_What is being asked_.
In the entries below, find the lines that contain the word "were" and copy them.

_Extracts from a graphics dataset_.
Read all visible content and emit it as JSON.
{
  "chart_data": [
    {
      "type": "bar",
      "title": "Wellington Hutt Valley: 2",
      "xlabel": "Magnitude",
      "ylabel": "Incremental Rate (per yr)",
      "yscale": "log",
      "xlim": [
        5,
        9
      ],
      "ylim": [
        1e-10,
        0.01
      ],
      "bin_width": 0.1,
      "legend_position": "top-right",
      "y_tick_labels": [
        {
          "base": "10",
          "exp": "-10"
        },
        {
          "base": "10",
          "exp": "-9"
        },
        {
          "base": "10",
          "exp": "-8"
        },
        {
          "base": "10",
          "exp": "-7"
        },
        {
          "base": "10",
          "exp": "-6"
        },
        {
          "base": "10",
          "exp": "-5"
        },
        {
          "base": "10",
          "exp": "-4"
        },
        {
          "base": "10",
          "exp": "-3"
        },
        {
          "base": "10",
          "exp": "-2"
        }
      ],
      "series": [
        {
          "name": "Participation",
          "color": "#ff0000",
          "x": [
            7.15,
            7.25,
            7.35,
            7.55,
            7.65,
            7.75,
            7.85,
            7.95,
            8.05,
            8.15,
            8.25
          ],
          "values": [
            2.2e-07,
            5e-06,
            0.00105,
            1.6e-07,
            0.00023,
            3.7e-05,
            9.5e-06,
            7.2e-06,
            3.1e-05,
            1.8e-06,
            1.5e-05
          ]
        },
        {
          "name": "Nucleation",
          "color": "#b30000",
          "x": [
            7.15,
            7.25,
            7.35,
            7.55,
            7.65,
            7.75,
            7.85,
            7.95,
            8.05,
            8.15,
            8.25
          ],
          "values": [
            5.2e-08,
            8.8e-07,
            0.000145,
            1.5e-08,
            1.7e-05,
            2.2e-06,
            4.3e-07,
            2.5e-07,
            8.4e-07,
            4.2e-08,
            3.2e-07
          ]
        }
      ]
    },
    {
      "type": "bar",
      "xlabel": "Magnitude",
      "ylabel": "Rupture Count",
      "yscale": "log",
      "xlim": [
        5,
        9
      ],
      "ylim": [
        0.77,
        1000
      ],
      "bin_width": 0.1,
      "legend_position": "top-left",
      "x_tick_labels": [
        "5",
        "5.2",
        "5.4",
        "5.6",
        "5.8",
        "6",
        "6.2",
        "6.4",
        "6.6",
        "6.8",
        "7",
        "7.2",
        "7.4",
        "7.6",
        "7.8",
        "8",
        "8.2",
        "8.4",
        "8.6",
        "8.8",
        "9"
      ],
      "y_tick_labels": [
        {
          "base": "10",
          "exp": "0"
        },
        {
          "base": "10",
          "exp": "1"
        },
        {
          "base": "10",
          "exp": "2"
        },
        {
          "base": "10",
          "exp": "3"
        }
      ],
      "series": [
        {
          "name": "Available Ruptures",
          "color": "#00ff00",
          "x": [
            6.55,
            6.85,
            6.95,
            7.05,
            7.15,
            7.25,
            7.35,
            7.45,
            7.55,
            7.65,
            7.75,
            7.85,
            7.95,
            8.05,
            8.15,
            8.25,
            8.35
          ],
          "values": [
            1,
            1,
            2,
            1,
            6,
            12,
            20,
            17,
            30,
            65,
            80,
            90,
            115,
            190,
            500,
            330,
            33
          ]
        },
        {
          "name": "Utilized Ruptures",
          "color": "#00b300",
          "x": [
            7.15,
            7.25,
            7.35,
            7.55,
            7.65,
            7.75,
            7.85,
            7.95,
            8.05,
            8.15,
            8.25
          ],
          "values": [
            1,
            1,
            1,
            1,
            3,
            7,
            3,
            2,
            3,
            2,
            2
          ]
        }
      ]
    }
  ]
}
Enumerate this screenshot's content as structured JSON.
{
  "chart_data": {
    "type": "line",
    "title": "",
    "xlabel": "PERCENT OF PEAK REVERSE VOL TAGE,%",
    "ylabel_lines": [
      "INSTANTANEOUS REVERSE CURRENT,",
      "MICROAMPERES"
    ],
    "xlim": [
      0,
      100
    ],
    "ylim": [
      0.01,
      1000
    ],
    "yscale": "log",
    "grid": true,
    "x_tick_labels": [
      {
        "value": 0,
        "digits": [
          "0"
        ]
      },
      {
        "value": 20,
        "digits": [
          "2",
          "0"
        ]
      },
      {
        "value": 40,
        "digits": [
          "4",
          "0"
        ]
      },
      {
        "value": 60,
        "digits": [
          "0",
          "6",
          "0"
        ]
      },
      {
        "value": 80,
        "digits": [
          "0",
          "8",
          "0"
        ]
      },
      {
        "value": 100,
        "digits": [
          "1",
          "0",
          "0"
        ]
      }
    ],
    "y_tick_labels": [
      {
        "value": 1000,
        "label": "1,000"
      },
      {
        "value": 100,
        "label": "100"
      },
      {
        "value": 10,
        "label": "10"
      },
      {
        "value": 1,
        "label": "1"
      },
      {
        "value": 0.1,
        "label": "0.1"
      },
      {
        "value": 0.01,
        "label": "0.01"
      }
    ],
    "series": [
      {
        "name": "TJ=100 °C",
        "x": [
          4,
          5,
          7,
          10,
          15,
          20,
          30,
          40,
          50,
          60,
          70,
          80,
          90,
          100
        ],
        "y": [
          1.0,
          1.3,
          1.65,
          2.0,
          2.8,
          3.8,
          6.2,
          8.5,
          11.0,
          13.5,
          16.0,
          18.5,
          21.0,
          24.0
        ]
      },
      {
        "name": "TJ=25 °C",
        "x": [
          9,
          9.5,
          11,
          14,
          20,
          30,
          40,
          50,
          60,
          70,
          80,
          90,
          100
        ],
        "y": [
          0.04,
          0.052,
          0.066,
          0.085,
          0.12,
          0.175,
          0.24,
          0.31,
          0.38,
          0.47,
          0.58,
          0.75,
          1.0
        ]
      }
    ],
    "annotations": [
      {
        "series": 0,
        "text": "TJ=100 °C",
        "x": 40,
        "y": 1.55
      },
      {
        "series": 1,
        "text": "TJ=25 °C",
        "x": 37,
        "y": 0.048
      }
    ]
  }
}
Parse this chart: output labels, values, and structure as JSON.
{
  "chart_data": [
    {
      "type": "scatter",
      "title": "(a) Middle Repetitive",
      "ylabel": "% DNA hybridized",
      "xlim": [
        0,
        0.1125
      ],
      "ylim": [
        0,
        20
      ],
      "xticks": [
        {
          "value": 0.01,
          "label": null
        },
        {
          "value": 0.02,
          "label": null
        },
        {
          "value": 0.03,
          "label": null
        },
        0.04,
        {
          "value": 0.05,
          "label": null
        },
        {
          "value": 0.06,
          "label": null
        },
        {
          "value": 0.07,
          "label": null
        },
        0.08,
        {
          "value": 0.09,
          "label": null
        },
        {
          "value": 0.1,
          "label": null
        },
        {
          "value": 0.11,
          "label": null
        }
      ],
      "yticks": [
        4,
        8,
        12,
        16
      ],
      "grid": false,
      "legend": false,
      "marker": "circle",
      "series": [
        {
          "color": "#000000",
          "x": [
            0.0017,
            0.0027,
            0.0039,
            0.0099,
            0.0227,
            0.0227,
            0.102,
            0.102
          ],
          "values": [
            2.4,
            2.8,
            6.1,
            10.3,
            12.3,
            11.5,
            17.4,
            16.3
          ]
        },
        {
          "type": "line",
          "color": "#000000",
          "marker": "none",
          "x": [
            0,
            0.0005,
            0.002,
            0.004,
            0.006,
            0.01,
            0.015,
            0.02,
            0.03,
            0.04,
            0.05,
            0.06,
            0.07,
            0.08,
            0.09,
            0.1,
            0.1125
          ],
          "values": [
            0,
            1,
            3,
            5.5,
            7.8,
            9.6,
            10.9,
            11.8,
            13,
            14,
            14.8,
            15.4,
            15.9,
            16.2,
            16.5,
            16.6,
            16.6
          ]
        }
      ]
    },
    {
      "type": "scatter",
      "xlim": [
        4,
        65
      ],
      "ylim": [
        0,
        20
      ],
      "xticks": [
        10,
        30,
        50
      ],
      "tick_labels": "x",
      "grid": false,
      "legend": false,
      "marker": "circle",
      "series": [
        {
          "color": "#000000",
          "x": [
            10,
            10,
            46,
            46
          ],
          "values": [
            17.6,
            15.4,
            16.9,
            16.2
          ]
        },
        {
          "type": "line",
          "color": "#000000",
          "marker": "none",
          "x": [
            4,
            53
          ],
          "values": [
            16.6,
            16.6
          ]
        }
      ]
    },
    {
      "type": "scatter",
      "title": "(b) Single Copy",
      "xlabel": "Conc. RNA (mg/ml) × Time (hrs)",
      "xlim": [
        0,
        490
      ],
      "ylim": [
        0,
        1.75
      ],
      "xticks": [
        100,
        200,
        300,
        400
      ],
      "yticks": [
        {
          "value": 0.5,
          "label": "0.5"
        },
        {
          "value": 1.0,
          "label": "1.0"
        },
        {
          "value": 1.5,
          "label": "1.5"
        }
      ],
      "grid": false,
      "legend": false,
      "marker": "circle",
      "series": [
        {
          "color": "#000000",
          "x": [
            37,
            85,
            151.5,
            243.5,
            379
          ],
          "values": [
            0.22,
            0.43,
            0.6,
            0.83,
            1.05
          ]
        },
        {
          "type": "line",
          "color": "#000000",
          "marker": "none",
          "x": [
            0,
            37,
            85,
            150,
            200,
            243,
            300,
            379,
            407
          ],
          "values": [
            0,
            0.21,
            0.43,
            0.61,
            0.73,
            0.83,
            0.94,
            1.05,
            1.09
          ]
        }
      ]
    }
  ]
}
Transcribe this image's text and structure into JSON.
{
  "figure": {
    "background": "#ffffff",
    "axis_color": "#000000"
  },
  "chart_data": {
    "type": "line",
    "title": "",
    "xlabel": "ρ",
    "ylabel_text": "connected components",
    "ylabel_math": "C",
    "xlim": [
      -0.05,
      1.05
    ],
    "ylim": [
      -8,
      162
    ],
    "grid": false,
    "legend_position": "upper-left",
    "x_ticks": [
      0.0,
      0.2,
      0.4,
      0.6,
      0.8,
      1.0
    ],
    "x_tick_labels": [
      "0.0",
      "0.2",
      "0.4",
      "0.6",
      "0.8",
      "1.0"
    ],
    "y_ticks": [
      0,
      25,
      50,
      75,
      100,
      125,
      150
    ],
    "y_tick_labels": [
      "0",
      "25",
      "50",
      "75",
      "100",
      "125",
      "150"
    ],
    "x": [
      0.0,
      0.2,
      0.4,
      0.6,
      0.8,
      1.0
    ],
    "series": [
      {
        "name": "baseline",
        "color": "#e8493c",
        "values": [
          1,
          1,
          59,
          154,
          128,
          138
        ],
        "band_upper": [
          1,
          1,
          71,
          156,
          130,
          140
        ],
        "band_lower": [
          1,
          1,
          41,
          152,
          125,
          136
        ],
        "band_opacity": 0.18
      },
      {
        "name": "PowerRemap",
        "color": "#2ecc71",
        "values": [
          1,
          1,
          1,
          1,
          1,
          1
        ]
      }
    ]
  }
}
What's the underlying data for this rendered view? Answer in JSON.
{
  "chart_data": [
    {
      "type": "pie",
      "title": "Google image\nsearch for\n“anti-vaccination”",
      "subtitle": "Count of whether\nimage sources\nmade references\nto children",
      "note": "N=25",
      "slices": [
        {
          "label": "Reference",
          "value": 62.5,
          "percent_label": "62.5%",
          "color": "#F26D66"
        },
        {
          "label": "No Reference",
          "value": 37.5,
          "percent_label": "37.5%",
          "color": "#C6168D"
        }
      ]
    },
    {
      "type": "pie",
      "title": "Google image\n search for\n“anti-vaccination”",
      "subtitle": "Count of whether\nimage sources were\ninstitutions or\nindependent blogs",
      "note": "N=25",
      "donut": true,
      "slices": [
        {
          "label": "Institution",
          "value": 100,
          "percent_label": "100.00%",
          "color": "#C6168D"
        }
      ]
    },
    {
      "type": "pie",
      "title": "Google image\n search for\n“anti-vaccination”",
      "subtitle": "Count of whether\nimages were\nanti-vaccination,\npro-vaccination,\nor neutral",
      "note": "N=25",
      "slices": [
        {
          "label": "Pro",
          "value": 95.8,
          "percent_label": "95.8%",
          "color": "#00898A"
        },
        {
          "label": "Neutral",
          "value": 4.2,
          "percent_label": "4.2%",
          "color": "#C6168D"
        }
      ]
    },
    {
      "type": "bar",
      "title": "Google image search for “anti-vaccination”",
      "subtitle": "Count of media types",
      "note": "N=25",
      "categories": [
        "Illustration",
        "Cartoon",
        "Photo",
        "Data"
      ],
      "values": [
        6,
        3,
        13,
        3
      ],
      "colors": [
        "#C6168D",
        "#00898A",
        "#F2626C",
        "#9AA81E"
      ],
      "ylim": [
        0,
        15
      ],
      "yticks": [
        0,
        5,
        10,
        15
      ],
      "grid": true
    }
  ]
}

_The solution_.
      "subtitle": "Count of whether\nimage sources were\ninstitutions or\nindependent blogs",
      "subtitle": "Count of whether\nimages were\nanti-vaccination,\npro-vaccination,\nor neutral",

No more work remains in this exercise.